## Job
Copy the records below line for line without changing anything, but leave out the pictures.

## Listed entries
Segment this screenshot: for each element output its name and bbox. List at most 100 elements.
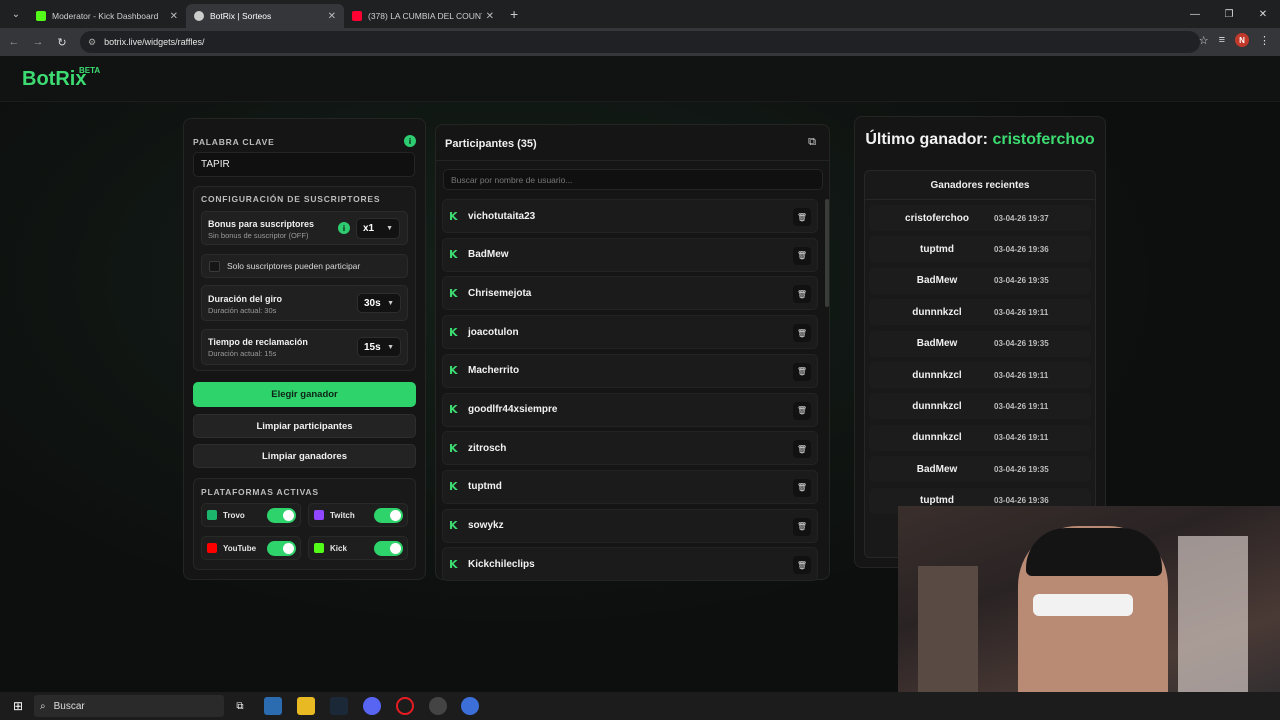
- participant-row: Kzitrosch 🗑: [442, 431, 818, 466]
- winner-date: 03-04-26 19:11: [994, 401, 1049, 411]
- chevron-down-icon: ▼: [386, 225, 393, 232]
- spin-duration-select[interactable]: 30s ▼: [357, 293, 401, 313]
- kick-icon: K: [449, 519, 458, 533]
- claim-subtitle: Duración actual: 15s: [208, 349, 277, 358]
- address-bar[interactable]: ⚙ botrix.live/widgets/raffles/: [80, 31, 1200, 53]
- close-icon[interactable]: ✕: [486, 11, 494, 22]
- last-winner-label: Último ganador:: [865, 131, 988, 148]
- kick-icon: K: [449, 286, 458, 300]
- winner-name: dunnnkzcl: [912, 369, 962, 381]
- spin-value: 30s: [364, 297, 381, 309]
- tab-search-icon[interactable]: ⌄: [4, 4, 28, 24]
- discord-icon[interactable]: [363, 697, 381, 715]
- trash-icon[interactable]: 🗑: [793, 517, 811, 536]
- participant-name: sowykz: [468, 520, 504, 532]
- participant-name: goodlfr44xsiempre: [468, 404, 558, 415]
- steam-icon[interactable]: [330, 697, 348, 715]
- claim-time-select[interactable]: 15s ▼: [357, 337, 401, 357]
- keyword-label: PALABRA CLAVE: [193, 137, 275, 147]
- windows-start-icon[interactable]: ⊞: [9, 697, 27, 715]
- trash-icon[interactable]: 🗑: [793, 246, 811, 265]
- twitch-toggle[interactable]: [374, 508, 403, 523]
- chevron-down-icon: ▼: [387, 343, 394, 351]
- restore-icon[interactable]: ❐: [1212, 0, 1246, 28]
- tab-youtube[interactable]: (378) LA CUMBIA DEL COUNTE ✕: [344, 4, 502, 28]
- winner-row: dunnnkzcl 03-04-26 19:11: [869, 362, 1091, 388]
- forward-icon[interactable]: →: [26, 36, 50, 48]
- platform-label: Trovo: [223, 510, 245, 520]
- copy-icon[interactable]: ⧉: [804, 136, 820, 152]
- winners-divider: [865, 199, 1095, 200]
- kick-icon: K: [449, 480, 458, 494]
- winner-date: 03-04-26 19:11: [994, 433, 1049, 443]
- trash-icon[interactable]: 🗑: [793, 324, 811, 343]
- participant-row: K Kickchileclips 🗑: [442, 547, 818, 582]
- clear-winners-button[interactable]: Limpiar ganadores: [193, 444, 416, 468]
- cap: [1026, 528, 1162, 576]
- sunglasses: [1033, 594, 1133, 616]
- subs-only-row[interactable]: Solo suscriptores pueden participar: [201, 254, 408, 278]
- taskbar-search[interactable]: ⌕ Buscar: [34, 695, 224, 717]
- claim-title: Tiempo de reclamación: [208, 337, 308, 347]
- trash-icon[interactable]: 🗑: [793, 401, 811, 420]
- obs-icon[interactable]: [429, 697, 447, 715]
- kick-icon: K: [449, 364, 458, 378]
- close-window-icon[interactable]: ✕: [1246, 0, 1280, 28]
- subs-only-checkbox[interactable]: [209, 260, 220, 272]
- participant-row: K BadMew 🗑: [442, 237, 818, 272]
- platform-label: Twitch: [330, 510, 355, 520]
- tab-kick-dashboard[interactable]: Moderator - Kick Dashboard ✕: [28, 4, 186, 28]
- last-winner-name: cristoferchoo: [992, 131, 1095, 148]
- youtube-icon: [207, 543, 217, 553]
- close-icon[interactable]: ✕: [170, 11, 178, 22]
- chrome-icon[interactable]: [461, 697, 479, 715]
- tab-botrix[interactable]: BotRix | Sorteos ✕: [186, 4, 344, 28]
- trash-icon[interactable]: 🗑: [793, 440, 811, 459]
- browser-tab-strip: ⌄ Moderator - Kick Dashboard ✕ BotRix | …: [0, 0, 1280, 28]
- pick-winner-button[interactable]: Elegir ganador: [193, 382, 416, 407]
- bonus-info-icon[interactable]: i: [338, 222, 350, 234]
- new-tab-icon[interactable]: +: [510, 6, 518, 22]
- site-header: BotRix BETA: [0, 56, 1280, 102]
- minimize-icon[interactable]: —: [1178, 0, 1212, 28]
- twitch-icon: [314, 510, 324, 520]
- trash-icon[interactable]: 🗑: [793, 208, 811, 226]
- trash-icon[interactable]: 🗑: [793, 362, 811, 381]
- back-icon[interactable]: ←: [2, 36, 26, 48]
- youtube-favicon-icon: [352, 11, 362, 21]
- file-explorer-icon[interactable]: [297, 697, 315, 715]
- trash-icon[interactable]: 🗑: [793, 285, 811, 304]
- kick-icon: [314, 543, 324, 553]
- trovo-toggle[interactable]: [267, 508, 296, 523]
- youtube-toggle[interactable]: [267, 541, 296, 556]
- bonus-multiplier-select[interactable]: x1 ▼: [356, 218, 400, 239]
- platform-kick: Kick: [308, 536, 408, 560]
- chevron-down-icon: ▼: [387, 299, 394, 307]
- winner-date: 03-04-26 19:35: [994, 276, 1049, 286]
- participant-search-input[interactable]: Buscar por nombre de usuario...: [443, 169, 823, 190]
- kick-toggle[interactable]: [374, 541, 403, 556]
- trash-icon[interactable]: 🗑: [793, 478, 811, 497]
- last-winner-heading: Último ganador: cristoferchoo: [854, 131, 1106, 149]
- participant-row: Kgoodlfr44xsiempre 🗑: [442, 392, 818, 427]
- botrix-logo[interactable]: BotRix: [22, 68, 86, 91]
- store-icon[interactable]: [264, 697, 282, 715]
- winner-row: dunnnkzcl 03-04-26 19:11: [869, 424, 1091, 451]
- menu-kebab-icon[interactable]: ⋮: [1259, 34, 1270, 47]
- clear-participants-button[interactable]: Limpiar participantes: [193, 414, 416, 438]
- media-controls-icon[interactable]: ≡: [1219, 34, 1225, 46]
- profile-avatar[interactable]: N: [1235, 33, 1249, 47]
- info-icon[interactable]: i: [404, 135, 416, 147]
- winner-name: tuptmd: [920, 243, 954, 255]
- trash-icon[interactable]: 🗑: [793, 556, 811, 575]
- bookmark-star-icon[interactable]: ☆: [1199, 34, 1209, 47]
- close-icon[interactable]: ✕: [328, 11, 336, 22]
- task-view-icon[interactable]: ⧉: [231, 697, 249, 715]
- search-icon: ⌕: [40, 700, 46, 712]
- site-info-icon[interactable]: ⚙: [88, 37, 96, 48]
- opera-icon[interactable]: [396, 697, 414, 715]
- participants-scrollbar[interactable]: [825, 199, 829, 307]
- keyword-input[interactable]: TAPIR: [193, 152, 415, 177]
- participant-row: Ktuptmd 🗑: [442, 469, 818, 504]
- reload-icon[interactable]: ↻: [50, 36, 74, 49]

## Complete answer
Segment this screenshot: for each element output its name and bbox. List at most 100 elements.
- participant-row: Kzitrosch 🗑: [442, 431, 818, 466]
- winner-date: 03-04-26 19:11: [994, 401, 1049, 411]
- chevron-down-icon: ▼: [386, 225, 393, 232]
- spin-duration-select[interactable]: 30s ▼: [357, 293, 401, 313]
- kick-icon: K: [449, 519, 458, 533]
- claim-subtitle: Duración actual: 15s: [208, 349, 277, 358]
- address-bar[interactable]: ⚙ botrix.live/widgets/raffles/: [80, 31, 1200, 53]
- close-icon[interactable]: ✕: [486, 11, 494, 22]
- last-winner-label: Último ganador:: [865, 131, 988, 148]
- kick-icon: K: [449, 286, 458, 300]
- winner-name: dunnnkzcl: [912, 369, 962, 381]
- spin-value: 30s: [364, 297, 381, 309]
- tab-search-icon[interactable]: ⌄: [4, 4, 28, 24]
- discord-icon[interactable]: [363, 697, 381, 715]
- trash-icon[interactable]: 🗑: [793, 517, 811, 536]
- participant-name: sowykz: [468, 520, 504, 532]
- participant-name: goodlfr44xsiempre: [468, 404, 558, 415]
- steam-icon[interactable]: [330, 697, 348, 715]
- claim-time-select[interactable]: 15s ▼: [357, 337, 401, 357]
- keyword-label: PALABRA CLAVE: [193, 137, 275, 147]
- windows-start-icon[interactable]: ⊞: [9, 697, 27, 715]
- trash-icon[interactable]: 🗑: [793, 246, 811, 265]
- twitch-toggle[interactable]: [374, 508, 403, 523]
- chevron-down-icon: ▼: [387, 343, 394, 351]
- restore-icon[interactable]: ❐: [1212, 0, 1246, 28]
- tab-youtube[interactable]: (378) LA CUMBIA DEL COUNTE ✕: [344, 4, 502, 28]
- winner-row: dunnnkzcl 03-04-26 19:11: [869, 362, 1091, 388]
- forward-icon[interactable]: →: [26, 36, 50, 48]
- platform-label: Trovo: [223, 510, 245, 520]
- copy-icon[interactable]: ⧉: [804, 136, 820, 152]
- winners-divider: [865, 199, 1095, 200]
- kick-icon: K: [449, 480, 458, 494]
- winner-date: 03-04-26 19:11: [994, 433, 1049, 443]
- trash-icon[interactable]: 🗑: [793, 324, 811, 343]
- participant-row: K Kickchileclips 🗑: [442, 547, 818, 582]
- clear-winners-button[interactable]: Limpiar ganadores: [193, 444, 416, 468]
- cap: [1026, 528, 1162, 576]
- sunglasses: [1033, 594, 1133, 616]
- subs-only-row[interactable]: Solo suscriptores pueden participar: [201, 254, 408, 278]
- taskbar-search[interactable]: ⌕ Buscar: [34, 695, 224, 717]
- claim-title: Tiempo de reclamación: [208, 337, 308, 347]
- trash-icon[interactable]: 🗑: [793, 401, 811, 420]
- obs-icon[interactable]: [429, 697, 447, 715]
- kick-icon: K: [449, 364, 458, 378]
- close-window-icon[interactable]: ✕: [1246, 0, 1280, 28]
- subs-only-checkbox[interactable]: [209, 260, 220, 272]
- participant-row: K BadMew 🗑: [442, 237, 818, 272]
- platform-label: Twitch: [330, 510, 355, 520]
- tab-kick-dashboard[interactable]: Moderator - Kick Dashboard ✕: [28, 4, 186, 28]
- last-winner-name: cristoferchoo: [992, 131, 1095, 148]
- youtube-icon: [207, 543, 217, 553]
- close-icon[interactable]: ✕: [170, 11, 178, 22]
- chrome-icon[interactable]: [461, 697, 479, 715]
- tab-botrix[interactable]: BotRix | Sorteos ✕: [186, 4, 344, 28]
- trash-icon[interactable]: 🗑: [793, 440, 811, 459]
- browser-tab-strip: ⌄ Moderator - Kick Dashboard ✕ BotRix | …: [0, 0, 1280, 28]
- pick-winner-button[interactable]: Elegir ganador: [193, 382, 416, 407]
- bonus-info-icon[interactable]: i: [338, 222, 350, 234]
- new-tab-icon[interactable]: +: [510, 6, 518, 22]
- site-header: BotRix BETA: [0, 56, 1280, 102]
- minimize-icon[interactable]: —: [1178, 0, 1212, 28]
- twitch-icon: [314, 510, 324, 520]
- trash-icon[interactable]: 🗑: [793, 208, 811, 226]
- trash-icon[interactable]: 🗑: [793, 362, 811, 381]
- back-icon[interactable]: ←: [2, 36, 26, 48]
- youtube-favicon-icon: [352, 11, 362, 21]
- file-explorer-icon[interactable]: [297, 697, 315, 715]
- trash-icon[interactable]: 🗑: [793, 285, 811, 304]
- kick-icon: [314, 543, 324, 553]
- trovo-toggle[interactable]: [267, 508, 296, 523]
- youtube-toggle[interactable]: [267, 541, 296, 556]
- bonus-multiplier-select[interactable]: x1 ▼: [356, 218, 400, 239]
- platform-kick: Kick: [308, 536, 408, 560]
- chevron-down-icon: ▼: [387, 299, 394, 307]
- winner-date: 03-04-26 19:35: [994, 276, 1049, 286]
- participant-search-input[interactable]: Buscar por nombre de usuario...: [443, 169, 823, 190]
- kick-toggle[interactable]: [374, 541, 403, 556]
- trash-icon[interactable]: 🗑: [793, 478, 811, 497]
- last-winner-heading: Último ganador: cristoferchoo: [854, 131, 1106, 149]
- participant-row: Kgoodlfr44xsiempre 🗑: [442, 392, 818, 427]
- botrix-logo[interactable]: BotRix: [22, 68, 86, 91]
- store-icon[interactable]: [264, 697, 282, 715]
- winner-row: dunnnkzcl 03-04-26 19:11: [869, 424, 1091, 451]
- menu-kebab-icon[interactable]: ⋮: [1259, 34, 1270, 47]
- clear-participants-button[interactable]: Limpiar participantes: [193, 414, 416, 438]
- media-controls-icon[interactable]: ≡: [1219, 34, 1225, 46]
- profile-avatar[interactable]: N: [1235, 33, 1249, 47]
- info-icon[interactable]: i: [404, 135, 416, 147]
- winner-name: tuptmd: [920, 243, 954, 255]
- trash-icon[interactable]: 🗑: [793, 556, 811, 575]
- bookmark-star-icon[interactable]: ☆: [1199, 34, 1209, 47]
- close-icon[interactable]: ✕: [328, 11, 336, 22]
- task-view-icon[interactable]: ⧉: [231, 697, 249, 715]
- search-icon: ⌕: [40, 700, 46, 712]
- site-info-icon[interactable]: ⚙: [88, 37, 96, 48]
- opera-icon[interactable]: [396, 697, 414, 715]
- participants-scrollbar[interactable]: [825, 199, 829, 307]
- keyword-input[interactable]: TAPIR: [193, 152, 415, 177]
- participant-row: Ktuptmd 🗑: [442, 469, 818, 504]
- reload-icon[interactable]: ↻: [50, 36, 74, 49]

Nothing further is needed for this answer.